**GOAL:**
Reproduce each line from the records that holds "Bewegungsenergie".

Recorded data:
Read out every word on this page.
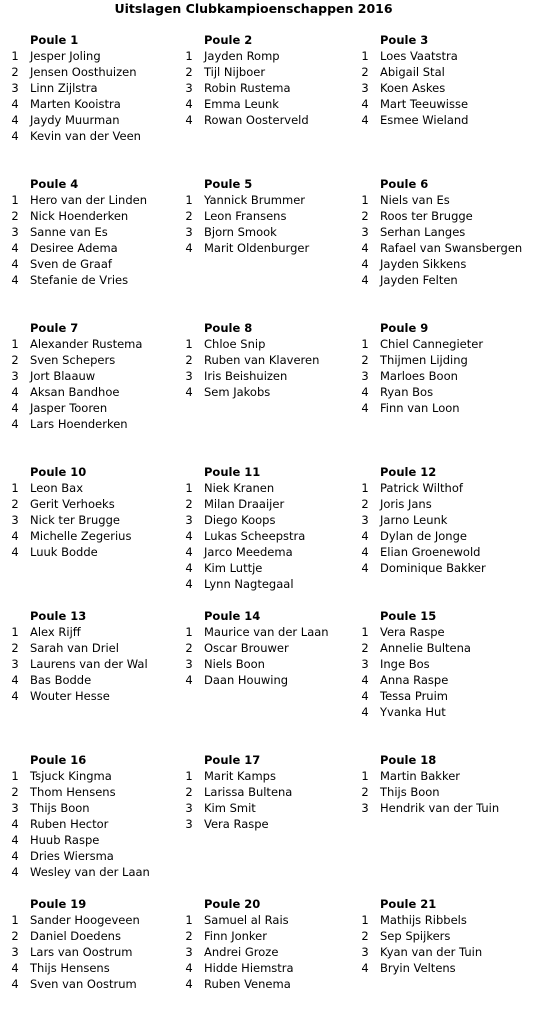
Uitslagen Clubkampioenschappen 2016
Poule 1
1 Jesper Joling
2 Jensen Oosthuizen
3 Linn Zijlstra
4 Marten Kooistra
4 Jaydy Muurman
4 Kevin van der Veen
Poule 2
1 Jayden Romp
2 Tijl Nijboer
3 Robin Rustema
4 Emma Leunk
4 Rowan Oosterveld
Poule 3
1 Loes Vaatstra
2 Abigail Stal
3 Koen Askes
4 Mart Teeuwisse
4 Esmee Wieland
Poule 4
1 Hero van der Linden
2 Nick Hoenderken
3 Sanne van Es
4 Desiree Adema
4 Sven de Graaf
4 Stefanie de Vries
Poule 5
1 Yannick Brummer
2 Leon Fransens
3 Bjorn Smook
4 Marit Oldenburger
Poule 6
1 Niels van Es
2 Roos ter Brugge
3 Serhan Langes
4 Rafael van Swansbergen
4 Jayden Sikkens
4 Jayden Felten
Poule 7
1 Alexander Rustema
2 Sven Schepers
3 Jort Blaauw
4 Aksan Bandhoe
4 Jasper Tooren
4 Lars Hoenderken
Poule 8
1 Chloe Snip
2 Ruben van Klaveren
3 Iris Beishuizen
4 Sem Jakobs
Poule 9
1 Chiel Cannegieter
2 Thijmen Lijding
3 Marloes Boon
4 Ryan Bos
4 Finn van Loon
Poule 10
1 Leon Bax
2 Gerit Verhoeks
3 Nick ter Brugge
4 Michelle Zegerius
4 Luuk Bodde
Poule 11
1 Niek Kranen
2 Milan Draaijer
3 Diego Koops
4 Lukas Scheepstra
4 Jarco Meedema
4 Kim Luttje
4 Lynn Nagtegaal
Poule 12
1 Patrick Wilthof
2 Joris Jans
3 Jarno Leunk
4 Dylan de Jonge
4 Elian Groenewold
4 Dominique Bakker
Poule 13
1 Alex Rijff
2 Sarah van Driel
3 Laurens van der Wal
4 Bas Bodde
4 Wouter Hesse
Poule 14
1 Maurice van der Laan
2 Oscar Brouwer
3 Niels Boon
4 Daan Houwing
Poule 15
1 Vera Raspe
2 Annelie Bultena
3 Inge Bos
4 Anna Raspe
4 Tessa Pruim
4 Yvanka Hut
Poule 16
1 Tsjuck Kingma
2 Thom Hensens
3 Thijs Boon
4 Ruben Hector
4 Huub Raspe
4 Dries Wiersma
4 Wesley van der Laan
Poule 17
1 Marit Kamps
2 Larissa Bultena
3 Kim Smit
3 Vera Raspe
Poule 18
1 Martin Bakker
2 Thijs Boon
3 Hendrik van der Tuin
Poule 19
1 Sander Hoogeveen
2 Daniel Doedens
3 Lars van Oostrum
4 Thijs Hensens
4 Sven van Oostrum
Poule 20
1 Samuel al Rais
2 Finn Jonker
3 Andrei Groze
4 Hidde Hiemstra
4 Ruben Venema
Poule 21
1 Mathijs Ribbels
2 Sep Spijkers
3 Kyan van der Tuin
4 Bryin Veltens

* * *

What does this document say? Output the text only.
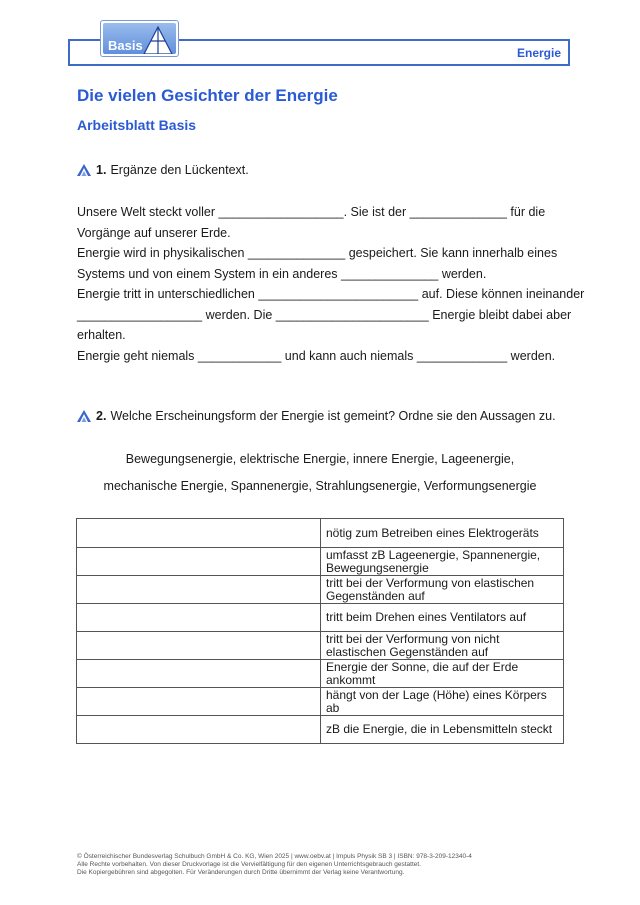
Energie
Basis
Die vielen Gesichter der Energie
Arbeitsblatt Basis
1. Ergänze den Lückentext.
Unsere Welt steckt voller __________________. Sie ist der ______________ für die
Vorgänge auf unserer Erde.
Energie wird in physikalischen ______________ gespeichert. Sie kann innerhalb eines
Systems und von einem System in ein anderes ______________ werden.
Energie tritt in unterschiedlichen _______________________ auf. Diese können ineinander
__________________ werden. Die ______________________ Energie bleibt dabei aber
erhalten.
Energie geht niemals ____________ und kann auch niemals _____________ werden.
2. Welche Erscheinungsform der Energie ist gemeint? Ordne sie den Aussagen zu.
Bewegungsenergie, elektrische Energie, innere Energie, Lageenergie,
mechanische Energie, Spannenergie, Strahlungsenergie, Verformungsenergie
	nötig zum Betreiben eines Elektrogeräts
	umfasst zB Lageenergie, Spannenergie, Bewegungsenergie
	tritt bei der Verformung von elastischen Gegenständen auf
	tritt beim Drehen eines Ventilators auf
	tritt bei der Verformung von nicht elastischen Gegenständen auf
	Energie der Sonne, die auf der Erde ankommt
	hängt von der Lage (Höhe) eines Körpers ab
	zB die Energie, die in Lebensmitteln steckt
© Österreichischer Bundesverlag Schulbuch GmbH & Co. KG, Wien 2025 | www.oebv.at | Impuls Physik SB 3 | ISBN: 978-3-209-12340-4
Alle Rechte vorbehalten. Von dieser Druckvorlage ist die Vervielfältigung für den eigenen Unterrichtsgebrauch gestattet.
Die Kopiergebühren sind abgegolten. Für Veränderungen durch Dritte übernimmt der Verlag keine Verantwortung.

**SOLUTION TO THE PROBLEM:**
Bewegungsenergie, elektrische Energie, innere Energie, Lageenergie,
	umfasst zB Lageenergie, Spannenergie, Bewegungsenergie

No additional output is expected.